_Short task_: The entries need to be copied exactly.

[start Material provided]

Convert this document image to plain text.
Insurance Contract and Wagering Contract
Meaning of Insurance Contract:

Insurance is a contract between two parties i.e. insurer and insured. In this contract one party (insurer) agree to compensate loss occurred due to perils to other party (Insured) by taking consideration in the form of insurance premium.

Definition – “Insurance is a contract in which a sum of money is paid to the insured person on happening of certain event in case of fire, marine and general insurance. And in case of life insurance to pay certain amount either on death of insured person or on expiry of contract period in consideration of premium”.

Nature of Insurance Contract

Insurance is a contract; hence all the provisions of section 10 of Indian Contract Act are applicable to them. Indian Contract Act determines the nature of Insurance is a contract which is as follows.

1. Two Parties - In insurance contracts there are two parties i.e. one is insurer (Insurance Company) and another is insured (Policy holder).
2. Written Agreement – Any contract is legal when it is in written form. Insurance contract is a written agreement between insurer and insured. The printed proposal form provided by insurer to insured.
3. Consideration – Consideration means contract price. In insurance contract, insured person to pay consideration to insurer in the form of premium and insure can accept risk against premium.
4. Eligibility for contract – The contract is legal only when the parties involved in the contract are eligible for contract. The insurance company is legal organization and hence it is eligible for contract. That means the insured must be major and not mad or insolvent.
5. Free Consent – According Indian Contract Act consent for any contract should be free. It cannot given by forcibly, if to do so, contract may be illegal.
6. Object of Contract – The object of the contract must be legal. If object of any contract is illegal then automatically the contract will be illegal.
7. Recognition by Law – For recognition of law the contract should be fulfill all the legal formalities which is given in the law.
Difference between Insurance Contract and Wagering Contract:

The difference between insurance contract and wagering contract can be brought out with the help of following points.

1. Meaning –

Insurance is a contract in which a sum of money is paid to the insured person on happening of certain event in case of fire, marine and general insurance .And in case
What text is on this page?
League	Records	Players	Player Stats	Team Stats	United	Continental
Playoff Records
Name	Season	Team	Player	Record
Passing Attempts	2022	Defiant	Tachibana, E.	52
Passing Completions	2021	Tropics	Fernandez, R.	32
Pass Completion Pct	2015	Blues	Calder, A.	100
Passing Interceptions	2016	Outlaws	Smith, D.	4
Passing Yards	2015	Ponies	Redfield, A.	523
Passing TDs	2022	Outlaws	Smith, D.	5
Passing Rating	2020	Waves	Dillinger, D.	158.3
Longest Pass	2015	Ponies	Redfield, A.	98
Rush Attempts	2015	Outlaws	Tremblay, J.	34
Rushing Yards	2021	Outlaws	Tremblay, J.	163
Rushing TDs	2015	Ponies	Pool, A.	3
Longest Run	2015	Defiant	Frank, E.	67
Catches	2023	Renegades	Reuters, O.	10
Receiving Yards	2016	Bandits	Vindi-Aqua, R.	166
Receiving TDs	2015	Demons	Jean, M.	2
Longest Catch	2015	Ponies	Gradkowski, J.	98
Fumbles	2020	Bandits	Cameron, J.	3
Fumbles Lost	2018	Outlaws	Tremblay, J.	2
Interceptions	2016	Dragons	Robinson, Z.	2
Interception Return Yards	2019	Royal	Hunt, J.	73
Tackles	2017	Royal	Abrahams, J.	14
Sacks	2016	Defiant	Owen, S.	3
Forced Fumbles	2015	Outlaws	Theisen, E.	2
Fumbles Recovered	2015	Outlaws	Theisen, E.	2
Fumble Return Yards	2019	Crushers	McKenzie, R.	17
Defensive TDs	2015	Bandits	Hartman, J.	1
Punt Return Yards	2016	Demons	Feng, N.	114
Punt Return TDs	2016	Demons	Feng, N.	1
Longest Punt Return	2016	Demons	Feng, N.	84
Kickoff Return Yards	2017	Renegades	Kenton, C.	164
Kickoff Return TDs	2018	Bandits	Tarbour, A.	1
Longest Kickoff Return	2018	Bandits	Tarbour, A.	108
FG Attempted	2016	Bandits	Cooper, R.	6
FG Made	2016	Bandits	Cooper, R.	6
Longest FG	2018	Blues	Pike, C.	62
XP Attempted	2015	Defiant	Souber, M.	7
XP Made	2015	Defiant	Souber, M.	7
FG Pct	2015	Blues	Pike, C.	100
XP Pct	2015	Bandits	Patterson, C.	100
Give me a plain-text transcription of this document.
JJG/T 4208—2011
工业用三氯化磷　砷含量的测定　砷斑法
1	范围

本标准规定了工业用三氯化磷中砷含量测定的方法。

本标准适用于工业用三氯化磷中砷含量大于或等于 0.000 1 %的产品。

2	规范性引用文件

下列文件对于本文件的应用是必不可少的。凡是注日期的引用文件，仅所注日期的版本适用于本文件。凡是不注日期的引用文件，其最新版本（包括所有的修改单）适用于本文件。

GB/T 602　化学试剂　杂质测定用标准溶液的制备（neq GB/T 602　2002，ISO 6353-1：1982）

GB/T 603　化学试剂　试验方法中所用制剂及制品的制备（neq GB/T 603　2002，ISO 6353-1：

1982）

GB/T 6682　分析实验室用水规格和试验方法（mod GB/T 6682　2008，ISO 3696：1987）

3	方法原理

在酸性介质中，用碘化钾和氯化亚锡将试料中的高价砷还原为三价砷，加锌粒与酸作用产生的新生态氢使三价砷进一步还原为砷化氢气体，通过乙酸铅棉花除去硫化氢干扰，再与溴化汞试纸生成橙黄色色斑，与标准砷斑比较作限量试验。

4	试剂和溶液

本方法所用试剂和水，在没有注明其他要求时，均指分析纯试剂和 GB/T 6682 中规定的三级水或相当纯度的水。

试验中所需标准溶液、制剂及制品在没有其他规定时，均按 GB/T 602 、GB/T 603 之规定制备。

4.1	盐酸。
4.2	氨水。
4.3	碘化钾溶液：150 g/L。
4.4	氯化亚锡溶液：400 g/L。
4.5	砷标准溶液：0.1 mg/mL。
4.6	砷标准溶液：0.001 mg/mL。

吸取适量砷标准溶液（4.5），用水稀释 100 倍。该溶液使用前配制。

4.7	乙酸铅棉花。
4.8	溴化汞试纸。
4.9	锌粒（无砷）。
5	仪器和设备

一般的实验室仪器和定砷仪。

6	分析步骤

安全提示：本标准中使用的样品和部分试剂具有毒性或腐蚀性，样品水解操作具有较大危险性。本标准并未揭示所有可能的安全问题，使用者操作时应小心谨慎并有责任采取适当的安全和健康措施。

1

[end Material provided]

_Exercise output_:
Convert this document image to plain text.
Insurance Contract and Wagering Contract
Meaning of Insurance Contract:

Insurance is a contract between two parties i.e. insurer and insured. In this contract one party (insurer) agree to compensate loss occurred due to perils to other party (Insured) by taking consideration in the form of insurance premium.

Definition – “Insurance is a contract in which a sum of money is paid to the insured person on happening of certain event in case of fire, marine and general insurance. And in case of life insurance to pay certain amount either on death of insured person or on expiry of contract period in consideration of premium”.

Nature of Insurance Contract

Insurance is a contract; hence all the provisions of section 10 of Indian Contract Act are applicable to them. Indian Contract Act determines the nature of Insurance is a contract which is as follows.

1. Two Parties - In insurance contracts there are two parties i.e. one is insurer (Insurance Company) and another is insured (Policy holder).
2. Written Agreement – Any contract is legal when it is in written form. Insurance contract is a written agreement between insurer and insured. The printed proposal form provided by insurer to insured.
3. Consideration – Consideration means contract price. In insurance contract, insured person to pay consideration to insurer in the form of premium and insure can accept risk against premium.
4. Eligibility for contract – The contract is legal only when the parties involved in the contract are eligible for contract. The insurance company is legal organization and hence it is eligible for contract. That means the insured must be major and not mad or insolvent.
5. Free Consent – According Indian Contract Act consent for any contract should be free. It cannot given by forcibly, if to do so, contract may be illegal.
6. Object of Contract – The object of the contract must be legal. If object of any contract is illegal then automatically the contract will be illegal.
7. Recognition by Law – For recognition of law the contract should be fulfill all the legal formalities which is given in the law.
Difference between Insurance Contract and Wagering Contract:

The difference between insurance contract and wagering contract can be brought out with the help of following points.

1. Meaning –

Insurance is a contract in which a sum of money is paid to the insured person on happening of certain event in case of fire, marine and general insurance .And in case
What text is on this page?
League	Records	Players	Player Stats	Team Stats	United	Continental
Playoff Records
Name	Season	Team	Player	Record
Passing Attempts	2022	Defiant	Tachibana, E.	52
Passing Completions	2021	Tropics	Fernandez, R.	32
Pass Completion Pct	2015	Blues	Calder, A.	100
Passing Interceptions	2016	Outlaws	Smith, D.	4
Passing Yards	2015	Ponies	Redfield, A.	523
Passing TDs	2022	Outlaws	Smith, D.	5
Passing Rating	2020	Waves	Dillinger, D.	158.3
Longest Pass	2015	Ponies	Redfield, A.	98
Rush Attempts	2015	Outlaws	Tremblay, J.	34
Rushing Yards	2021	Outlaws	Tremblay, J.	163
Rushing TDs	2015	Ponies	Pool, A.	3
Longest Run	2015	Defiant	Frank, E.	67
Catches	2023	Renegades	Reuters, O.	10
Receiving Yards	2016	Bandits	Vindi-Aqua, R.	166
Receiving TDs	2015	Demons	Jean, M.	2
Longest Catch	2015	Ponies	Gradkowski, J.	98
Fumbles	2020	Bandits	Cameron, J.	3
Fumbles Lost	2018	Outlaws	Tremblay, J.	2
Interceptions	2016	Dragons	Robinson, Z.	2
Interception Return Yards	2019	Royal	Hunt, J.	73
Tackles	2017	Royal	Abrahams, J.	14
Sacks	2016	Defiant	Owen, S.	3
Forced Fumbles	2015	Outlaws	Theisen, E.	2
Fumbles Recovered	2015	Outlaws	Theisen, E.	2
Fumble Return Yards	2019	Crushers	McKenzie, R.	17
Defensive TDs	2015	Bandits	Hartman, J.	1
Punt Return Yards	2016	Demons	Feng, N.	114
Punt Return TDs	2016	Demons	Feng, N.	1
Longest Punt Return	2016	Demons	Feng, N.	84
Kickoff Return Yards	2017	Renegades	Kenton, C.	164
Kickoff Return TDs	2018	Bandits	Tarbour, A.	1
Longest Kickoff Return	2018	Bandits	Tarbour, A.	108
FG Attempted	2016	Bandits	Cooper, R.	6
FG Made	2016	Bandits	Cooper, R.	6
Longest FG	2018	Blues	Pike, C.	62
XP Attempted	2015	Defiant	Souber, M.	7
XP Made	2015	Defiant	Souber, M.	7
FG Pct	2015	Blues	Pike, C.	100
XP Pct	2015	Bandits	Patterson, C.	100
Give me a plain-text transcription of this document.
JJG/T 4208—2011
工业用三氯化磷　砷含量的测定　砷斑法
1	范围

本标准规定了工业用三氯化磷中砷含量测定的方法。

本标准适用于工业用三氯化磷中砷含量大于或等于 0.000 1 %的产品。

2	规范性引用文件

下列文件对于本文件的应用是必不可少的。凡是注日期的引用文件，仅所注日期的版本适用于本文件。凡是不注日期的引用文件，其最新版本（包括所有的修改单）适用于本文件。

GB/T 602　化学试剂　杂质测定用标准溶液的制备（neq GB/T 602　2002，ISO 6353-1：1982）

GB/T 603　化学试剂　试验方法中所用制剂及制品的制备（neq GB/T 603　2002，ISO 6353-1：

1982）

GB/T 6682　分析实验室用水规格和试验方法（mod GB/T 6682　2008，ISO 3696：1987）

3	方法原理

在酸性介质中，用碘化钾和氯化亚锡将试料中的高价砷还原为三价砷，加锌粒与酸作用产生的新生态氢使三价砷进一步还原为砷化氢气体，通过乙酸铅棉花除去硫化氢干扰，再与溴化汞试纸生成橙黄色色斑，与标准砷斑比较作限量试验。

4	试剂和溶液

本方法所用试剂和水，在没有注明其他要求时，均指分析纯试剂和 GB/T 6682 中规定的三级水或相当纯度的水。

试验中所需标准溶液、制剂及制品在没有其他规定时，均按 GB/T 602 、GB/T 603 之规定制备。

4.1	盐酸。
4.2	氨水。
4.3	碘化钾溶液：150 g/L。
4.4	氯化亚锡溶液：400 g/L。
4.5	砷标准溶液：0.1 mg/mL。
4.6	砷标准溶液：0.001 mg/mL。

吸取适量砷标准溶液（4.5），用水稀释 100 倍。该溶液使用前配制。

4.7	乙酸铅棉花。
4.8	溴化汞试纸。
4.9	锌粒（无砷）。
5	仪器和设备

一般的实验室仪器和定砷仪。

6	分析步骤

安全提示：本标准中使用的样品和部分试剂具有毒性或腐蚀性，样品水解操作具有较大危险性。本标准并未揭示所有可能的安全问题，使用者操作时应小心谨慎并有责任采取适当的安全和健康措施。

1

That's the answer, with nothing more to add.